**GIVEN REQUEST**
Print the entries in full, word for word, but not the pictures.

--- Begin ENTRIES SHOWN ---

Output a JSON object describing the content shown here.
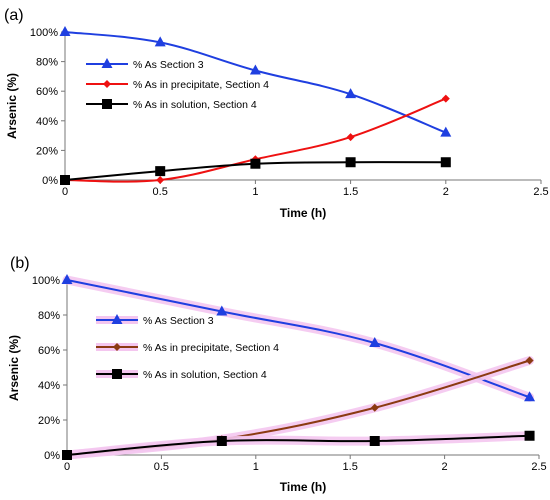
{
  "chart_data": [
    {
      "type": "line",
      "panel_label": "(a)",
      "xlabel": "Time (h)",
      "ylabel": "Arsenic (%)",
      "xlim": [
        0,
        2.5
      ],
      "ylim": [
        0,
        100
      ],
      "x_ticks": [
        "0",
        "0.5",
        "1",
        "1.5",
        "2",
        "2.5"
      ],
      "y_ticks": [
        "0%",
        "20%",
        "40%",
        "60%",
        "80%",
        "100%"
      ],
      "grid": false,
      "legend_position": "left",
      "series": [
        {
          "name": "% As Section 3",
          "color": "#1f3fe0",
          "marker": "triangle",
          "x": [
            0,
            0.5,
            1,
            1.5,
            2
          ],
          "y": [
            100,
            93,
            74,
            58,
            32
          ]
        },
        {
          "name": "% As in precipitate, Section 4",
          "color": "#ee1111",
          "marker": "diamond",
          "x": [
            0,
            0.5,
            1,
            1.5,
            2
          ],
          "y": [
            0,
            0,
            14,
            29,
            55
          ]
        },
        {
          "name": "% As in solution, Section 4",
          "color": "#000000",
          "marker": "square",
          "x": [
            0,
            0.5,
            1,
            1.5,
            2
          ],
          "y": [
            0,
            6,
            11,
            12,
            12
          ]
        }
      ]
    },
    {
      "type": "line",
      "panel_label": "(b)",
      "xlabel": "Time (h)",
      "ylabel": "Arsenic (%)",
      "xlim": [
        0,
        2.5
      ],
      "ylim": [
        0,
        100
      ],
      "x_ticks": [
        "0",
        "0.5",
        "1",
        "1.5",
        "2",
        "2.5"
      ],
      "y_ticks": [
        "0%",
        "20%",
        "40%",
        "60%",
        "80%",
        "100%"
      ],
      "grid": false,
      "legend_position": "left",
      "series": [
        {
          "name": "% As Section 3",
          "color": "#1f3fe0",
          "marker": "triangle",
          "x": [
            0,
            0.82,
            1.63,
            2.45
          ],
          "y": [
            100,
            82,
            64,
            33
          ]
        },
        {
          "name": "% As in precipitate, Section 4",
          "color": "#8b3a12",
          "marker": "diamond",
          "x": [
            0,
            0.82,
            1.63,
            2.45
          ],
          "y": [
            0,
            9,
            27,
            54
          ]
        },
        {
          "name": "% As in solution, Section 4",
          "color": "#000000",
          "marker": "square",
          "x": [
            0,
            0.82,
            1.63,
            2.45
          ],
          "y": [
            0,
            8,
            8,
            11
          ]
        }
      ]
    }
  ]
}
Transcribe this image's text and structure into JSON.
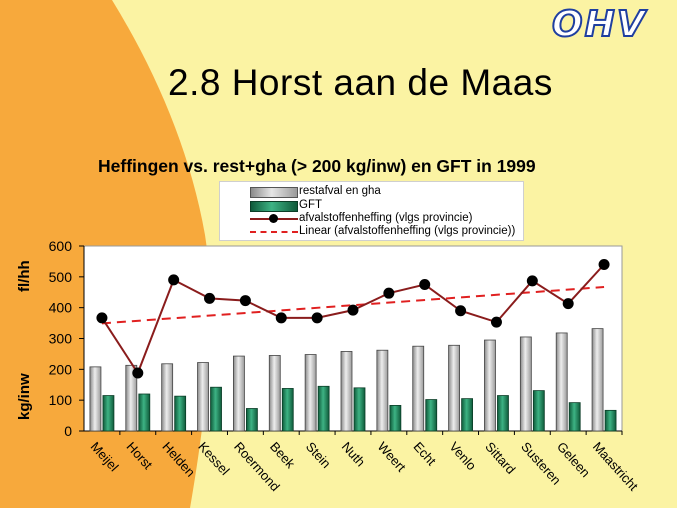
{
  "logo_text": "OHV",
  "slide_title": "2.8 Horst aan de Maas",
  "colors": {
    "background": "#fbf3a3",
    "orange_panel": "#f7a93c",
    "chart_bg": "#ffffff",
    "grey_bar": "#c8c8c8",
    "green_bar": "#2e8b5f",
    "line": "#8a1c1c",
    "trend": "#e02020",
    "logo": "#1f3fa0"
  },
  "chart_data": {
    "type": "bar",
    "title": "Heffingen vs. rest+gha (> 200 kg/inw) en GFT in 1999",
    "ylabel_top": "fl/hh",
    "ylabel_bottom": "kg/inw",
    "ylim": [
      0,
      600
    ],
    "yticks": [
      "0",
      "100",
      "200",
      "300",
      "400",
      "500",
      "600"
    ],
    "legend_position": "top",
    "categories": [
      "Meijel",
      "Horst",
      "Helden",
      "Kessel",
      "Roermond",
      "Beek",
      "Stein",
      "Nuth",
      "Weert",
      "Echt",
      "Venlo",
      "Sittard",
      "Susteren",
      "Geleen",
      "Maastricht"
    ],
    "series": [
      {
        "name": "restafval en gha",
        "kind": "bar",
        "values": [
          208,
          213,
          218,
          222,
          243,
          245,
          248,
          258,
          262,
          275,
          278,
          295,
          305,
          318,
          332
        ]
      },
      {
        "name": "GFT",
        "kind": "bar",
        "values": [
          115,
          120,
          113,
          142,
          73,
          138,
          145,
          140,
          83,
          102,
          105,
          115,
          131,
          92,
          67
        ]
      },
      {
        "name": "afvalstoffenheffing (vlgs provincie)",
        "kind": "line",
        "values": [
          367,
          188,
          490,
          430,
          423,
          367,
          367,
          392,
          447,
          475,
          390,
          353,
          487,
          413,
          540
        ]
      },
      {
        "name": "Linear (afvalstoffenheffing (vlgs provincie))",
        "kind": "trend",
        "values": [
          349,
          358,
          366,
          375,
          383,
          391,
          400,
          408,
          416,
          425,
          433,
          441,
          450,
          458,
          467
        ]
      }
    ]
  }
}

--- End ENTRIES SHOWN ---

**RESPONSE BELOW**
Output a JSON object describing the content shown here.
{
  "chart_data": [
    {
      "type": "line",
      "panel_label": "(a)",
      "xlabel": "Time (h)",
      "ylabel": "Arsenic (%)",
      "xlim": [
        0,
        2.5
      ],
      "ylim": [
        0,
        100
      ],
      "x_ticks": [
        "0",
        "0.5",
        "1",
        "1.5",
        "2",
        "2.5"
      ],
      "y_ticks": [
        "0%",
        "20%",
        "40%",
        "60%",
        "80%",
        "100%"
      ],
      "grid": false,
      "legend_position": "left",
      "series": [
        {
          "name": "% As Section 3",
          "color": "#1f3fe0",
          "marker": "triangle",
          "x": [
            0,
            0.5,
            1,
            1.5,
            2
          ],
          "y": [
            100,
            93,
            74,
            58,
            32
          ]
        },
        {
          "name": "% As in precipitate, Section 4",
          "color": "#ee1111",
          "marker": "diamond",
          "x": [
            0,
            0.5,
            1,
            1.5,
            2
          ],
          "y": [
            0,
            0,
            14,
            29,
            55
          ]
        },
        {
          "name": "% As in solution, Section 4",
          "color": "#000000",
          "marker": "square",
          "x": [
            0,
            0.5,
            1,
            1.5,
            2
          ],
          "y": [
            0,
            6,
            11,
            12,
            12
          ]
        }
      ]
    },
    {
      "type": "line",
      "panel_label": "(b)",
      "xlabel": "Time (h)",
      "ylabel": "Arsenic (%)",
      "xlim": [
        0,
        2.5
      ],
      "ylim": [
        0,
        100
      ],
      "x_ticks": [
        "0",
        "0.5",
        "1",
        "1.5",
        "2",
        "2.5"
      ],
      "y_ticks": [
        "0%",
        "20%",
        "40%",
        "60%",
        "80%",
        "100%"
      ],
      "grid": false,
      "legend_position": "left",
      "series": [
        {
          "name": "% As Section 3",
          "color": "#1f3fe0",
          "marker": "triangle",
          "x": [
            0,
            0.82,
            1.63,
            2.45
          ],
          "y": [
            100,
            82,
            64,
            33
          ]
        },
        {
          "name": "% As in precipitate, Section 4",
          "color": "#8b3a12",
          "marker": "diamond",
          "x": [
            0,
            0.82,
            1.63,
            2.45
          ],
          "y": [
            0,
            9,
            27,
            54
          ]
        },
        {
          "name": "% As in solution, Section 4",
          "color": "#000000",
          "marker": "square",
          "x": [
            0,
            0.82,
            1.63,
            2.45
          ],
          "y": [
            0,
            8,
            8,
            11
          ]
        }
      ]
    }
  ]
}
Transcribe this image's text and structure into JSON.
{
  "logo_text": "OHV",
  "slide_title": "2.8 Horst aan de Maas",
  "colors": {
    "background": "#fbf3a3",
    "orange_panel": "#f7a93c",
    "chart_bg": "#ffffff",
    "grey_bar": "#c8c8c8",
    "green_bar": "#2e8b5f",
    "line": "#8a1c1c",
    "trend": "#e02020",
    "logo": "#1f3fa0"
  },
  "chart_data": {
    "type": "bar",
    "title": "Heffingen vs. rest+gha (> 200 kg/inw) en GFT in 1999",
    "ylabel_top": "fl/hh",
    "ylabel_bottom": "kg/inw",
    "ylim": [
      0,
      600
    ],
    "yticks": [
      "0",
      "100",
      "200",
      "300",
      "400",
      "500",
      "600"
    ],
    "legend_position": "top",
    "categories": [
      "Meijel",
      "Horst",
      "Helden",
      "Kessel",
      "Roermond",
      "Beek",
      "Stein",
      "Nuth",
      "Weert",
      "Echt",
      "Venlo",
      "Sittard",
      "Susteren",
      "Geleen",
      "Maastricht"
    ],
    "series": [
      {
        "name": "restafval en gha",
        "kind": "bar",
        "values": [
          208,
          213,
          218,
          222,
          243,
          245,
          248,
          258,
          262,
          275,
          278,
          295,
          305,
          318,
          332
        ]
      },
      {
        "name": "GFT",
        "kind": "bar",
        "values": [
          115,
          120,
          113,
          142,
          73,
          138,
          145,
          140,
          83,
          102,
          105,
          115,
          131,
          92,
          67
        ]
      },
      {
        "name": "afvalstoffenheffing (vlgs provincie)",
        "kind": "line",
        "values": [
          367,
          188,
          490,
          430,
          423,
          367,
          367,
          392,
          447,
          475,
          390,
          353,
          487,
          413,
          540
        ]
      },
      {
        "name": "Linear (afvalstoffenheffing (vlgs provincie))",
        "kind": "trend",
        "values": [
          349,
          358,
          366,
          375,
          383,
          391,
          400,
          408,
          416,
          425,
          433,
          441,
          450,
          458,
          467
        ]
      }
    ]
  }
}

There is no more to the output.